WHAT THE TASK ASKS. Repeat the material below exactly, with no pictures.

INPUT.
* * *
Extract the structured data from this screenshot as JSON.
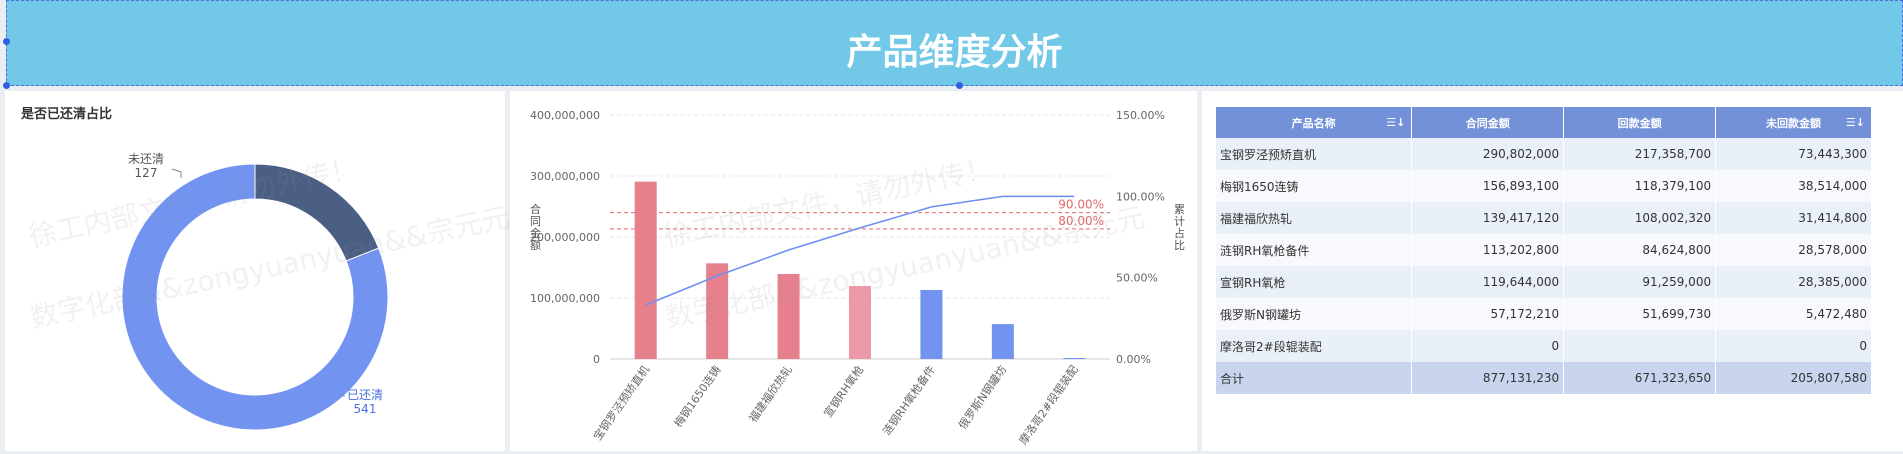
{
  "header": {
    "title": "产品维度分析"
  },
  "donut": {
    "title": "是否已还清占比",
    "colors": {
      "cleared": "#7293f0",
      "uncleared": "#4b5f85"
    },
    "slices": [
      {
        "label": "已还清",
        "value": 541
      },
      {
        "label": "未还清",
        "value": 127
      }
    ]
  },
  "pareto": {
    "left_axis_title": "合同金额",
    "right_axis_title": "累计占比",
    "colors": {
      "bar_red": "#e6808c",
      "bar_pink": "#eb98a7",
      "bar_blue": "#7294f0",
      "line": "#6b8ef2",
      "ref_line": "#e06a6a"
    }
  },
  "chart_data": {
    "type": "bar",
    "categories": [
      "宝钢罗泾预矫直机",
      "梅钢1650连铸",
      "福建福欣热轧",
      "宣钢RH氧枪",
      "涟钢RH氧枪备件",
      "俄罗斯N钢罐坊",
      "摩洛哥2#段辊装配"
    ],
    "series": [
      {
        "values": [
          290802000,
          156893100,
          139417120,
          119644000,
          113202800,
          57172210,
          0
        ]
      },
      {
        "values": [
          33.2,
          51.1,
          67.0,
          80.6,
          93.5,
          100.0,
          100.0
        ]
      }
    ],
    "bar_colors": [
      "red",
      "red",
      "red",
      "pink",
      "blue",
      "blue",
      "blue"
    ],
    "left_ticks": [
      "0",
      "100,000,000",
      "200,000,000",
      "300,000,000",
      "400,000,000"
    ],
    "right_ticks": [
      "0.00%",
      "50.00%",
      "100.00%",
      "150.00%"
    ],
    "ylim": [
      0,
      400000000
    ],
    "y2lim": [
      0,
      150
    ],
    "reference_lines": [
      {
        "label": "90.00%",
        "value": 90
      },
      {
        "label": "80.00%",
        "value": 80
      }
    ]
  },
  "table": {
    "headers": [
      "产品名称",
      "合同金额",
      "回款金额",
      "未回款金额"
    ],
    "rows": [
      [
        "宝钢罗泾预矫直机",
        "290,802,000",
        "217,358,700",
        "73,443,300"
      ],
      [
        "梅钢1650连铸",
        "156,893,100",
        "118,379,100",
        "38,514,000"
      ],
      [
        "福建福欣热轧",
        "139,417,120",
        "108,002,320",
        "31,414,800"
      ],
      [
        "涟钢RH氧枪备件",
        "113,202,800",
        "84,624,800",
        "28,578,000"
      ],
      [
        "宣钢RH氧枪",
        "119,644,000",
        "91,259,000",
        "28,385,000"
      ],
      [
        "俄罗斯N钢罐坊",
        "57,172,210",
        "51,699,730",
        "5,472,480"
      ],
      [
        "摩洛哥2#段辊装配",
        "0",
        "",
        "0"
      ]
    ],
    "total": [
      "合计",
      "877,131,230",
      "671,323,650",
      "205,807,580"
    ]
  },
  "watermark": {
    "line1": "徐工内部文件，请勿外传！",
    "line2": "数字化部&&zongyuanyuan&&宗元元"
  }
}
* * *
THE RESPONSE.
Extract the structured data from this screenshot as JSON.
{
  "header": {
    "title": "产品维度分析"
  },
  "donut": {
    "title": "是否已还清占比",
    "colors": {
      "cleared": "#7293f0",
      "uncleared": "#4b5f85"
    },
    "slices": [
      {
        "label": "已还清",
        "value": 541
      },
      {
        "label": "未还清",
        "value": 127
      }
    ]
  },
  "pareto": {
    "left_axis_title": "合同金额",
    "right_axis_title": "累计占比",
    "colors": {
      "bar_red": "#e6808c",
      "bar_pink": "#eb98a7",
      "bar_blue": "#7294f0",
      "line": "#6b8ef2",
      "ref_line": "#e06a6a"
    }
  },
  "chart_data": {
    "type": "bar",
    "categories": [
      "宝钢罗泾预矫直机",
      "梅钢1650连铸",
      "福建福欣热轧",
      "宣钢RH氧枪",
      "涟钢RH氧枪备件",
      "俄罗斯N钢罐坊",
      "摩洛哥2#段辊装配"
    ],
    "series": [
      {
        "values": [
          290802000,
          156893100,
          139417120,
          119644000,
          113202800,
          57172210,
          0
        ]
      },
      {
        "values": [
          33.2,
          51.1,
          67.0,
          80.6,
          93.5,
          100.0,
          100.0
        ]
      }
    ],
    "bar_colors": [
      "red",
      "red",
      "red",
      "pink",
      "blue",
      "blue",
      "blue"
    ],
    "left_ticks": [
      "0",
      "100,000,000",
      "200,000,000",
      "300,000,000",
      "400,000,000"
    ],
    "right_ticks": [
      "0.00%",
      "50.00%",
      "100.00%",
      "150.00%"
    ],
    "ylim": [
      0,
      400000000
    ],
    "y2lim": [
      0,
      150
    ],
    "reference_lines": [
      {
        "label": "90.00%",
        "value": 90
      },
      {
        "label": "80.00%",
        "value": 80
      }
    ]
  },
  "table": {
    "headers": [
      "产品名称",
      "合同金额",
      "回款金额",
      "未回款金额"
    ],
    "rows": [
      [
        "宝钢罗泾预矫直机",
        "290,802,000",
        "217,358,700",
        "73,443,300"
      ],
      [
        "梅钢1650连铸",
        "156,893,100",
        "118,379,100",
        "38,514,000"
      ],
      [
        "福建福欣热轧",
        "139,417,120",
        "108,002,320",
        "31,414,800"
      ],
      [
        "涟钢RH氧枪备件",
        "113,202,800",
        "84,624,800",
        "28,578,000"
      ],
      [
        "宣钢RH氧枪",
        "119,644,000",
        "91,259,000",
        "28,385,000"
      ],
      [
        "俄罗斯N钢罐坊",
        "57,172,210",
        "51,699,730",
        "5,472,480"
      ],
      [
        "摩洛哥2#段辊装配",
        "0",
        "",
        "0"
      ]
    ],
    "total": [
      "合计",
      "877,131,230",
      "671,323,650",
      "205,807,580"
    ]
  },
  "watermark": {
    "line1": "徐工内部文件，请勿外传！",
    "line2": "数字化部&&zongyuanyuan&&宗元元"
  }
}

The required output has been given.